WHAT THE TASK REQUIRES
Pick out the lines below that contain the string "PARTITIONS" and copy them all.

◆ ◆ ◆

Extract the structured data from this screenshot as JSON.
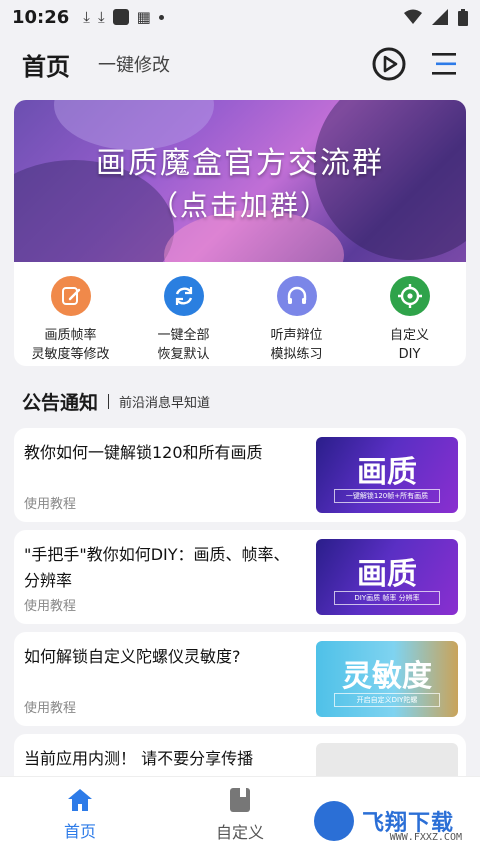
{
  "statusbar": {
    "time": "10:26"
  },
  "header": {
    "title": "首页",
    "subtitle": "一键修改"
  },
  "banner": {
    "line1": "画质魔盒官方交流群",
    "line2": "（点击加群）"
  },
  "features": [
    {
      "label1": "画质帧率",
      "label2": "灵敏度等修改",
      "icon": "edit-icon",
      "color": "#f0894a"
    },
    {
      "label1": "一键全部",
      "label2": "恢复默认",
      "icon": "refresh-icon",
      "color": "#2a7fe0"
    },
    {
      "label1": "听声辩位",
      "label2": "模拟练习",
      "icon": "headphones-icon",
      "color": "#7b86e8"
    },
    {
      "label1": "自定义",
      "label2": "DIY",
      "icon": "crosshair-icon",
      "color": "#2fa34a"
    }
  ],
  "section": {
    "title": "公告通知",
    "subtitle": "前沿消息早知道"
  },
  "articles": [
    {
      "title": "教你如何一键解锁120和所有画质",
      "tag": "使用教程",
      "thumb_big": "画质",
      "thumb_small": "一键解锁120帧+所有画质"
    },
    {
      "title": "\"手把手\"教你如何DIY：画质、帧率、分辨率",
      "tag": "使用教程",
      "thumb_big": "画质",
      "thumb_small": "DIY画质  帧率  分辨率"
    },
    {
      "title": "如何解锁自定义陀螺仪灵敏度?",
      "tag": "使用教程",
      "thumb_big": "灵敏度",
      "thumb_small": "开启自定义DIY陀螺"
    },
    {
      "title": "当前应用内测！ 请不要分享传播",
      "tag": "",
      "thumb_big": "",
      "thumb_small": ""
    }
  ],
  "tabs": [
    {
      "label": "首页",
      "icon": "home-icon"
    },
    {
      "label": "自定义",
      "icon": "book-icon"
    }
  ],
  "watermark": {
    "name": "飞翔下载",
    "url": "WWW.FXXZ.COM"
  },
  "colors": {
    "accent": "#2d7be8",
    "background": "#f2f2f5"
  }
}
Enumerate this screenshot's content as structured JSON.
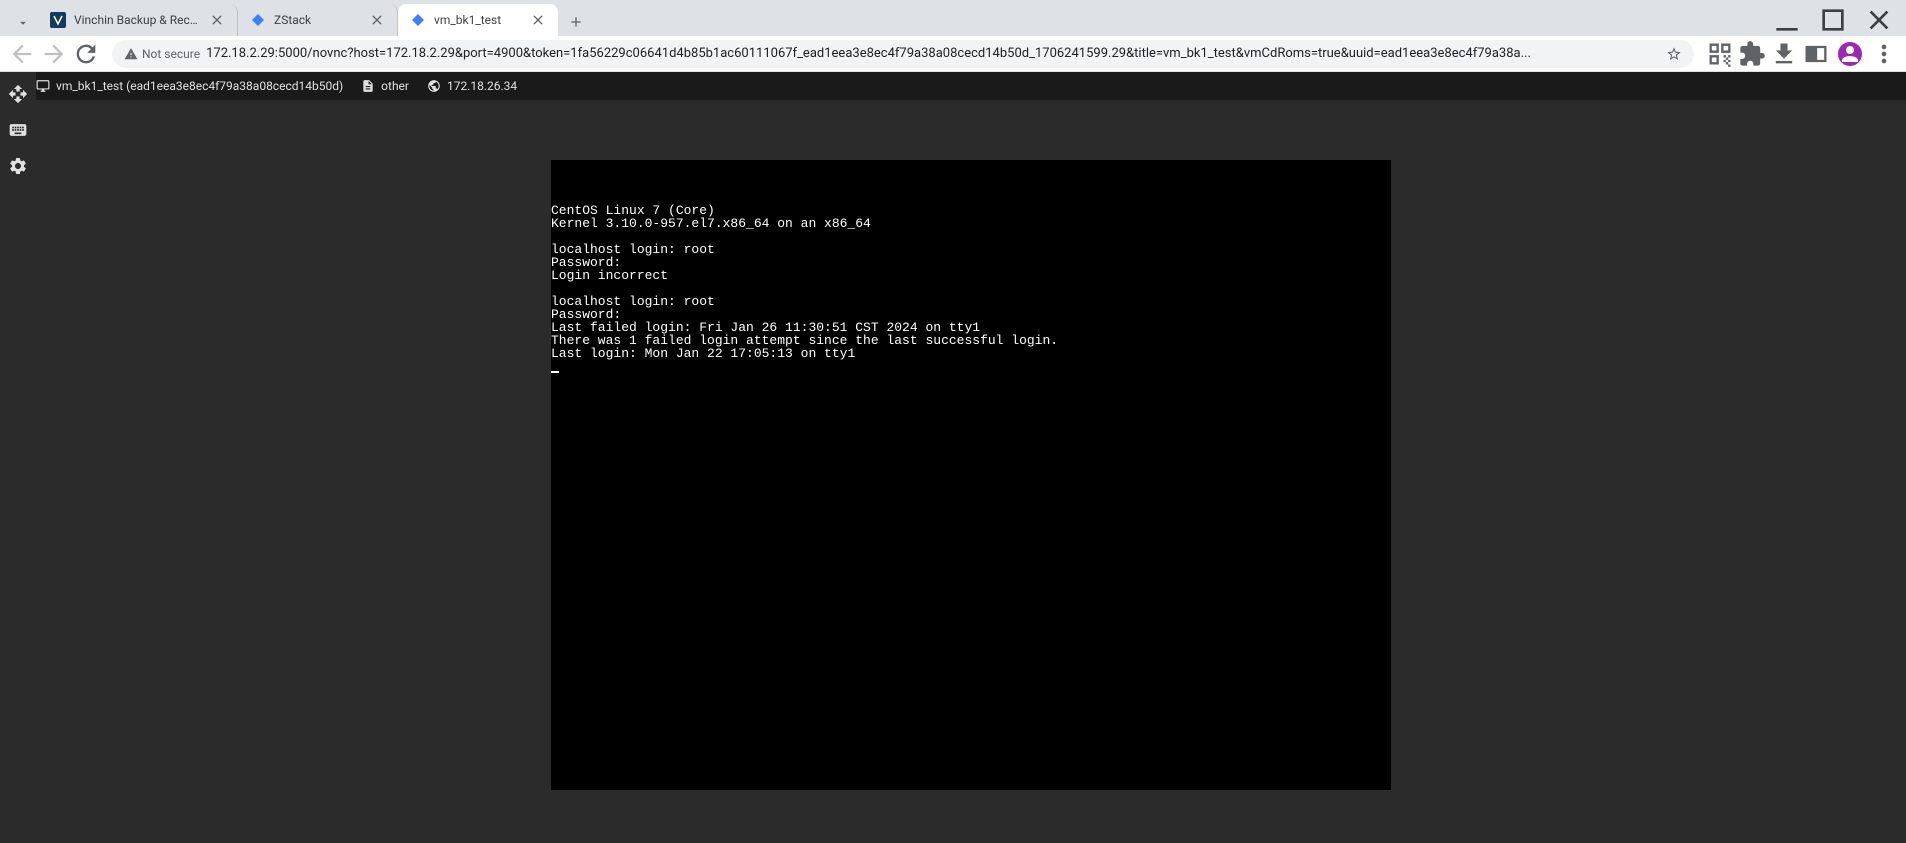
{
  "tabs": [
    {
      "title": "Vinchin Backup & Recovery",
      "icon_bg": "#143a5e"
    },
    {
      "title": "ZStack",
      "icon_bg": "#3b82f6"
    },
    {
      "title": "vm_bk1_test",
      "icon_bg": "#3b82f6",
      "active": true
    }
  ],
  "address_bar": {
    "security_label": "Not secure",
    "url": "172.18.2.29:5000/novnc?host=172.18.2.29&port=4900&token=1fa56229c06641d4b85b1ac60111067f_ead1eea3e8ec4f79a38a08cecd14b50d_1706241599.29&title=vm_bk1_test&vmCdRoms=true&uuid=ead1eea3e8ec4f79a38a..."
  },
  "vm_header": {
    "vm_name": "vm_bk1_test (ead1eea3e8ec4f79a38a08cecd14b50d)",
    "media": "other",
    "ip": "172.18.26.34"
  },
  "console": {
    "lines": [
      "CentOS Linux 7 (Core)",
      "Kernel 3.10.0-957.el7.x86_64 on an x86_64",
      "",
      "localhost login: root",
      "Password:",
      "Login incorrect",
      "",
      "localhost login: root",
      "Password:",
      "Last failed login: Fri Jan 26 11:30:51 CST 2024 on tty1",
      "There was 1 failed login attempt since the last successful login.",
      "Last login: Mon Jan 22 17:05:13 on tty1"
    ]
  }
}
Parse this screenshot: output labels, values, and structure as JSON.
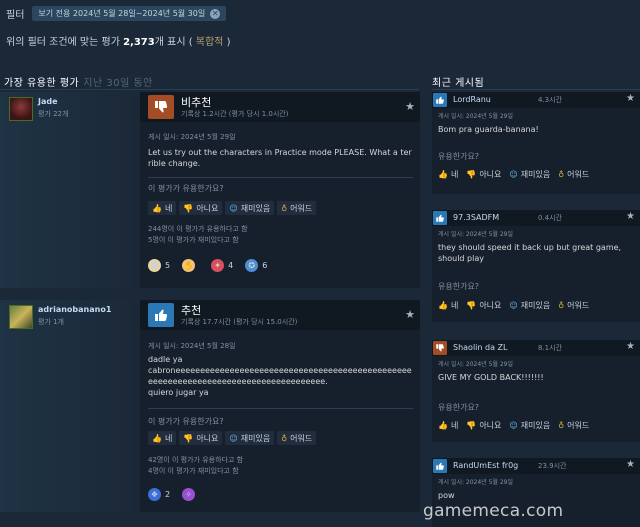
{
  "filter": {
    "label": "필터",
    "chip": "보기 전용 2024년 5월 28일~2024년 5월 30일",
    "chip_close": "✕"
  },
  "summary": {
    "prefix": "위의 필터 조건에 맞는 평가 ",
    "count": "2,373",
    "suffix": "개 표시 ( ",
    "rating": "복합적",
    "end": " )"
  },
  "sections": {
    "most_helpful": "가장 유용한 평가",
    "period": "지난 30일 동안",
    "recent": "최근 게시됨"
  },
  "reviews": [
    {
      "author": "Jade",
      "reviews_count": "평가 22개",
      "verdict": "비추천",
      "hours": "기록상 1.2시간 (평가 당시 1.0시간)",
      "posted": "게시 일시: 2024년 5월 29일",
      "content": "Let us try out the characters in Practice mode PLEASE. What a terrible change.",
      "helpful_q": "이 평가가 유용한가요?",
      "buttons": {
        "yes": "네",
        "no": "아니요",
        "funny": "재미있음",
        "award": "어워드"
      },
      "stats": "244명이 이 평가가 유용하다고 함\n5명이 이 평가가 재미있다고 함",
      "awards": [
        "5",
        "",
        "4",
        "6"
      ]
    },
    {
      "author": "adrianobanano1",
      "reviews_count": "평가 1개",
      "verdict": "추천",
      "hours": "기록상 17.7시간 (평가 당시 15.0시간)",
      "posted": "게시 일시: 2024년 5월 28일",
      "content": "dadle ya\ncabroneeeeeeeeeeeeeeeeeeeeeeeeeeeeeeeeeeeeeeeeeeeeeeeeeeeeeeeeeeeeeeeeeeeeeeeeeeeeeeeeeeee.\nquiero jugar ya",
      "helpful_q": "이 평가가 유용한가요?",
      "buttons": {
        "yes": "네",
        "no": "아니요",
        "funny": "재미있음",
        "award": "어워드"
      },
      "stats": "42명이 이 평가가 유용하다고 함\n4명이 이 평가가 재미있다고 함",
      "awards": [
        "2",
        ""
      ]
    }
  ],
  "recent": [
    {
      "author": "LordRanu",
      "hours": "4.3시간",
      "posted": "게시 일시: 2024년 5월 29일",
      "content": "Bom pra guarda-banana!",
      "vote": "up"
    },
    {
      "author": "97.3SADFM",
      "hours": "0.4시간",
      "posted": "게시 일시: 2024년 5월 29일",
      "content": "they should speed it back up but great game, should play",
      "vote": "up"
    },
    {
      "author": "Shaolin da ZL",
      "hours": "8.1시간",
      "posted": "게시 일시: 2024년 5월 29일",
      "content": "GIVE MY GOLD BACK!!!!!!!",
      "vote": "down"
    },
    {
      "author": "RandUmEst fr0g",
      "hours": "23.9시간",
      "posted": "게시 일시: 2024년 5월 29일",
      "content": "pow",
      "vote": "up"
    }
  ],
  "recent_labels": {
    "q": "유용한가요?",
    "yes": "네",
    "no": "아니요",
    "funny": "재미있음",
    "award": "어워드"
  },
  "watermark": "gamemeca.com",
  "colors": {
    "background": "#1b2838",
    "down_vote": "#a34c25",
    "up_vote": "#2a78b5",
    "link_blue": "#66c0f4",
    "mixed": "#b9a074"
  }
}
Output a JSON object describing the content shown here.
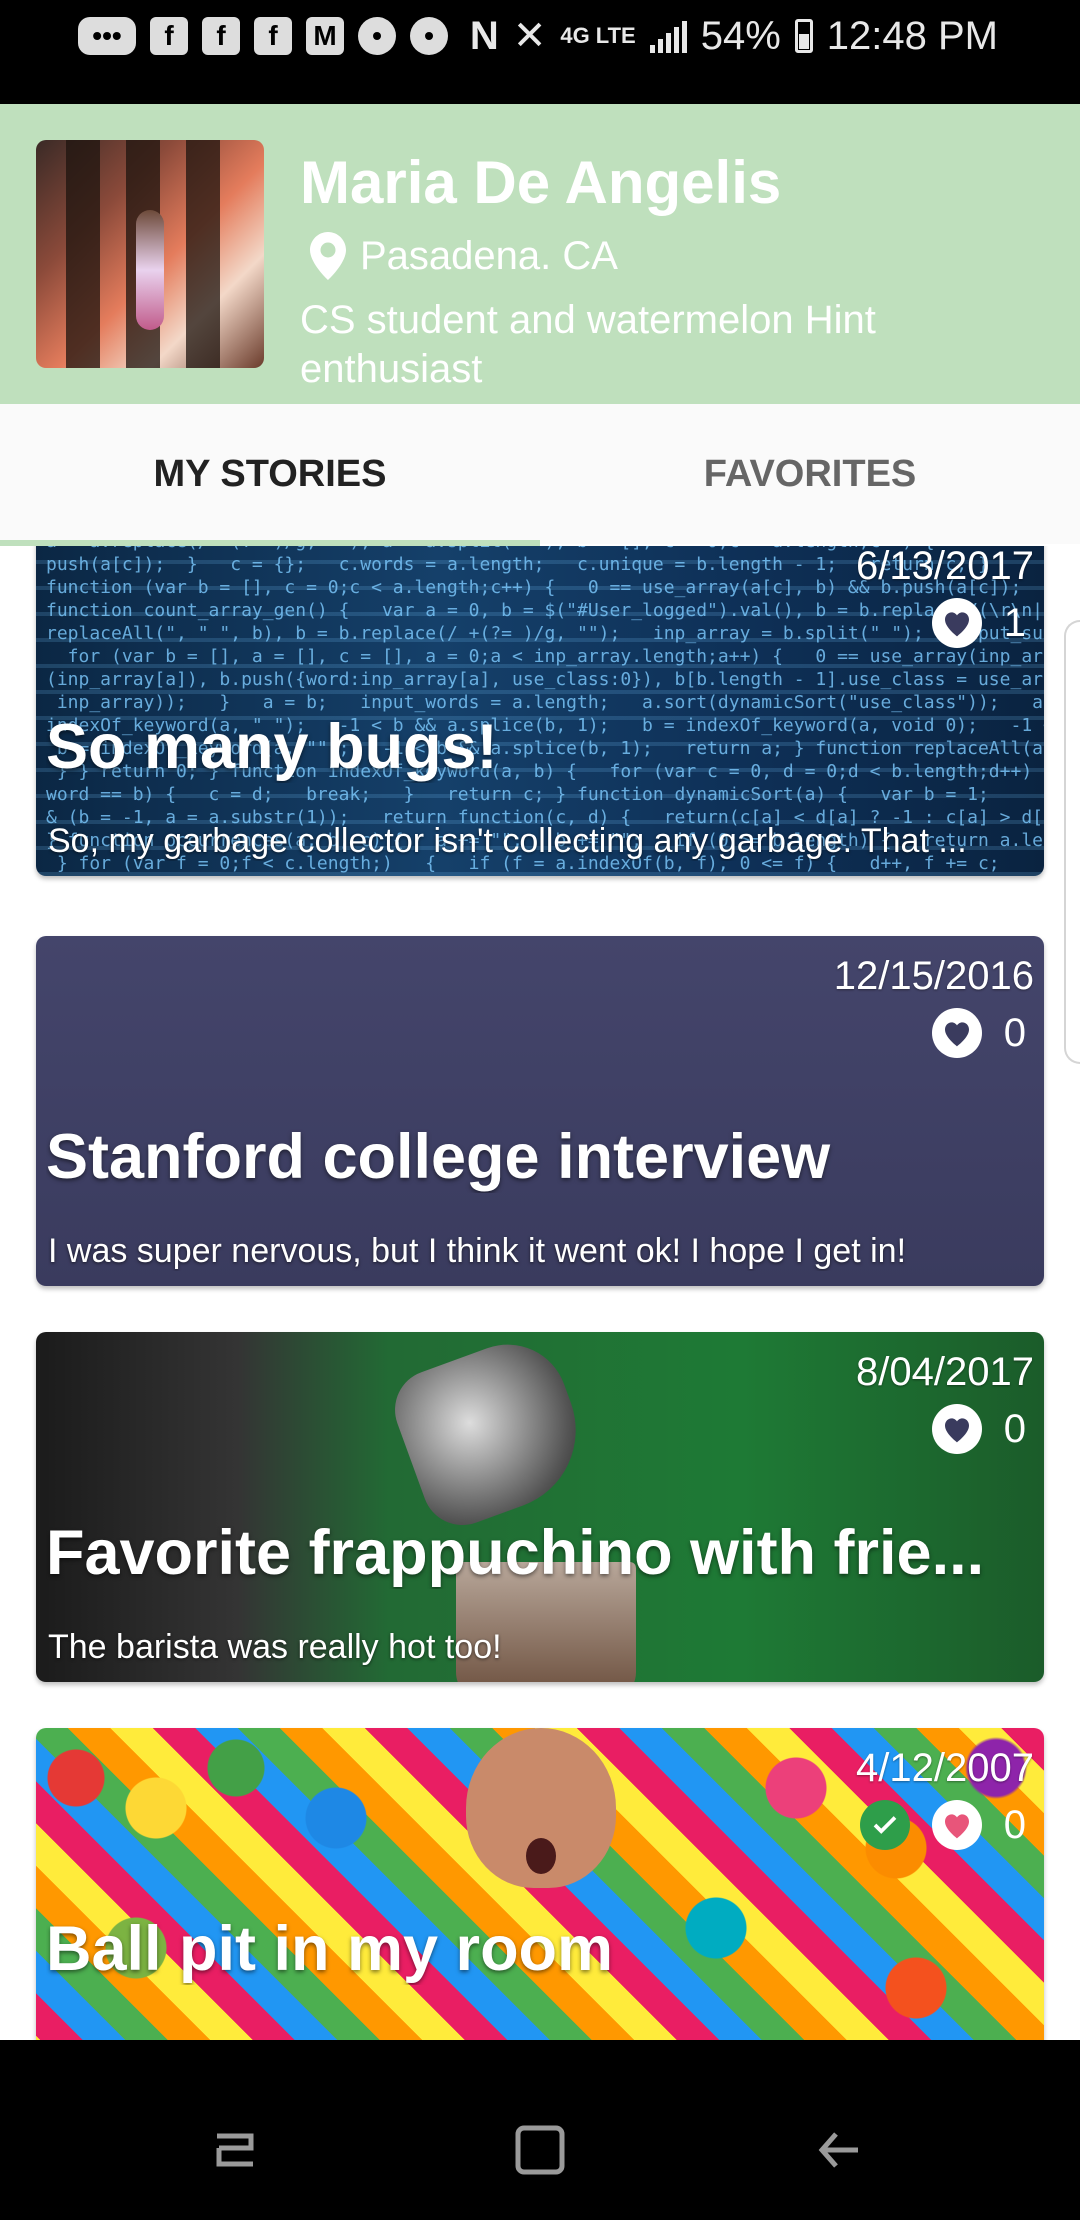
{
  "status_bar": {
    "battery_percent": "54%",
    "time": "12:48 PM",
    "network": "4G LTE",
    "left_icons": [
      "messages-icon",
      "facebook-icon",
      "facebook-icon",
      "facebook-icon",
      "gmail-icon",
      "notification-icon",
      "notification-icon"
    ],
    "right_icons": [
      "nfc-icon",
      "vibrate-icon",
      "network-4g-icon",
      "signal-icon",
      "battery-icon"
    ]
  },
  "profile": {
    "name": "Maria De Angelis",
    "location": "Pasadena. CA",
    "bio": "CS student and watermelon Hint enthusiast",
    "header_color": "#bfe0bd"
  },
  "tabs": [
    {
      "label": "MY STORIES",
      "active": true
    },
    {
      "label": "FAVORITES",
      "active": false
    }
  ],
  "stories": [
    {
      "date": "6/13/2017",
      "likes": "1",
      "title": "So many bugs!",
      "description": "So, my garbage collector isn't collecting any garbage. That ...",
      "background": "code"
    },
    {
      "date": "12/15/2016",
      "likes": "0",
      "title": "Stanford college interview",
      "description": "I was super nervous, but I think it went ok! I hope I get in!",
      "background": "purple"
    },
    {
      "date": "8/04/2017",
      "likes": "0",
      "title": "Favorite frappuchino with frie...",
      "description": "The barista was really hot too!",
      "background": "coffee"
    },
    {
      "date": "4/12/2007",
      "likes": "0",
      "title": "Ball pit in my room",
      "description": "",
      "background": "balls",
      "checked": true
    }
  ],
  "nav_bar": {
    "buttons": [
      "recent-apps-icon",
      "home-icon",
      "back-icon"
    ]
  }
}
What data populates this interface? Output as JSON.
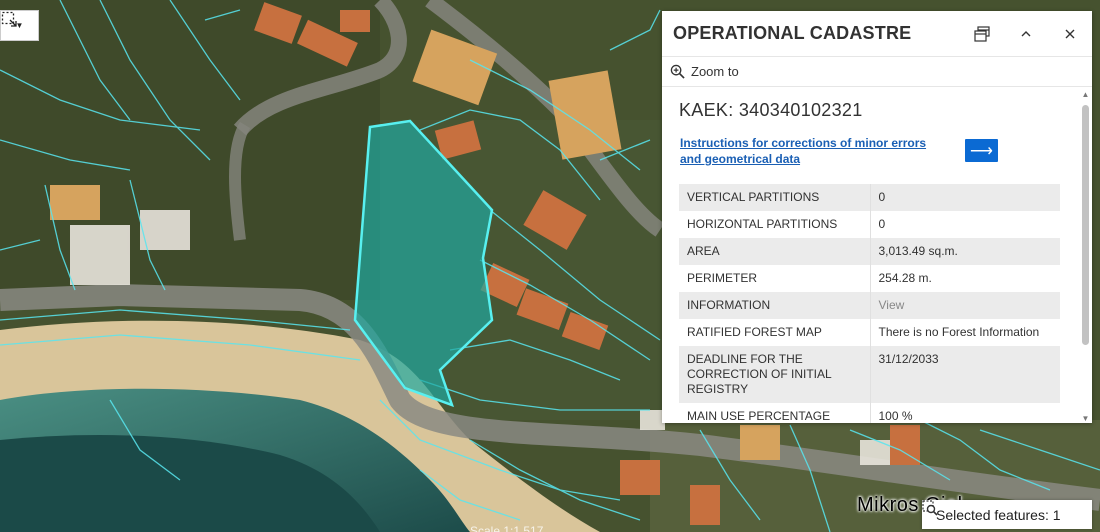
{
  "panel": {
    "title": "OPERATIONAL CADASTRE",
    "zoom_label": "Zoom to",
    "kaek": "KAEK: 340340102321",
    "instructions_link": "Instructions for corrections of minor errors and geometrical data",
    "arrow_glyph": "⟶",
    "attributes": [
      {
        "key": "VERTICAL PARTITIONS",
        "value": "0"
      },
      {
        "key": "HORIZONTAL PARTITIONS",
        "value": "0"
      },
      {
        "key": "AREA",
        "value": "3,013.49 sq.m."
      },
      {
        "key": "PERIMETER",
        "value": "254.28 m."
      },
      {
        "key": "INFORMATION",
        "value": "View"
      },
      {
        "key": "RATIFIED FOREST MAP",
        "value": "There is no Forest Information"
      },
      {
        "key": "DEADLINE FOR THE CORRECTION OF INITIAL REGISTRY",
        "value": "31/12/2033"
      },
      {
        "key": "MAIN USE PERCENTAGE",
        "value": "100 %"
      }
    ],
    "icons": [
      "dock-icon",
      "collapse-icon",
      "close-icon",
      "zoom-in-icon"
    ]
  },
  "map": {
    "place_label": "Mikros Gial",
    "scale_label": "Scale 1:1,517",
    "selected_features": "Selected features: 1",
    "parcel_color": "#1fa8a0",
    "boundary_color": "#58e6f0"
  }
}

◆ ◆ ◆

TASK ANSWER
        "key": "VERTICAL PARTITIONS",
        "key": "HORIZONTAL PARTITIONS",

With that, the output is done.